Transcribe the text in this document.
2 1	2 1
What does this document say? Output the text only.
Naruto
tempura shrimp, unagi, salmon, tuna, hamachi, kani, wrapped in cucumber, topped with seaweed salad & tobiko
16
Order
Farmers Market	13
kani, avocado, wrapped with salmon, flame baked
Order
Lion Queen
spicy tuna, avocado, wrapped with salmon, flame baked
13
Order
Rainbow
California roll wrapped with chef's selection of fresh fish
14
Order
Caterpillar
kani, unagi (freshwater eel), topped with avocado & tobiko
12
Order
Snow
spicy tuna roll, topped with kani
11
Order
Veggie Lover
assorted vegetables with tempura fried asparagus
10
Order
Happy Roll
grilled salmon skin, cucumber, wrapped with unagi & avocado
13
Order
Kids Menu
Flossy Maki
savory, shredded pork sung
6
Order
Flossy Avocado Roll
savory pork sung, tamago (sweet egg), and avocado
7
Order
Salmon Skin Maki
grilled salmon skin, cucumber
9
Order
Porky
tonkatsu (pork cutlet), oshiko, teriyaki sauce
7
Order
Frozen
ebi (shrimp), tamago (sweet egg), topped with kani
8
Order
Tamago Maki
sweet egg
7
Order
****
*Aim:* Print out every entry, keeping each one exact.

*Correct response:*
Transcribe the text in this document.
2 1	2 1
What does this document say? Output the text only.
Naruto
tempura shrimp, unagi, salmon, tuna, hamachi, kani, wrapped in cucumber, topped with seaweed salad & tobiko
16
Order
Farmers Market	13
kani, avocado, wrapped with salmon, flame baked
Order
Lion Queen
spicy tuna, avocado, wrapped with salmon, flame baked
13
Order
Rainbow
California roll wrapped with chef's selection of fresh fish
14
Order
Caterpillar
kani, unagi (freshwater eel), topped with avocado & tobiko
12
Order
Snow
spicy tuna roll, topped with kani
11
Order
Veggie Lover
assorted vegetables with tempura fried asparagus
10
Order
Happy Roll
grilled salmon skin, cucumber, wrapped with unagi & avocado
13
Order
Kids Menu
Flossy Maki
savory, shredded pork sung
6
Order
Flossy Avocado Roll
savory pork sung, tamago (sweet egg), and avocado
7
Order
Salmon Skin Maki
grilled salmon skin, cucumber
9
Order
Porky
tonkatsu (pork cutlet), oshiko, teriyaki sauce
7
Order
Frozen
ebi (shrimp), tamago (sweet egg), topped with kani
8
Order
Tamago Maki
sweet egg
7
Order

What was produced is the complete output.